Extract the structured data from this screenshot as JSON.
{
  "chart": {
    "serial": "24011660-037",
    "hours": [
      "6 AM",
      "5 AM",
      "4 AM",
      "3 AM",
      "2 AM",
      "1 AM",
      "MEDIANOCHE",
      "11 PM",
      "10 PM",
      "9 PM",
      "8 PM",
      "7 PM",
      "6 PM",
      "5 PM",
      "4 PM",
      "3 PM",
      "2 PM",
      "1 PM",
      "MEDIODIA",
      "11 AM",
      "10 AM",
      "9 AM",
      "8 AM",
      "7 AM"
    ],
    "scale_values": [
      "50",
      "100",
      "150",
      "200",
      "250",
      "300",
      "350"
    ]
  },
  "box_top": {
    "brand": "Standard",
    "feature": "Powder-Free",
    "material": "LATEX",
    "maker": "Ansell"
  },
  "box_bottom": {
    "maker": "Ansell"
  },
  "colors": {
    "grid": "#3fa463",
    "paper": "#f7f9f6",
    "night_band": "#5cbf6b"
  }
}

######

> TASK DETAILS
Each entry above needs to be retyped exactly.

> FINAL RESULT
Extract the structured data from this screenshot as JSON.
{
  "chart": {
    "serial": "24011660-037",
    "hours": [
      "6 AM",
      "5 AM",
      "4 AM",
      "3 AM",
      "2 AM",
      "1 AM",
      "MEDIANOCHE",
      "11 PM",
      "10 PM",
      "9 PM",
      "8 PM",
      "7 PM",
      "6 PM",
      "5 PM",
      "4 PM",
      "3 PM",
      "2 PM",
      "1 PM",
      "MEDIODIA",
      "11 AM",
      "10 AM",
      "9 AM",
      "8 AM",
      "7 AM"
    ],
    "scale_values": [
      "50",
      "100",
      "150",
      "200",
      "250",
      "300",
      "350"
    ]
  },
  "box_top": {
    "brand": "Standard",
    "feature": "Powder-Free",
    "material": "LATEX",
    "maker": "Ansell"
  },
  "box_bottom": {
    "maker": "Ansell"
  },
  "colors": {
    "grid": "#3fa463",
    "paper": "#f7f9f6",
    "night_band": "#5cbf6b"
  }
}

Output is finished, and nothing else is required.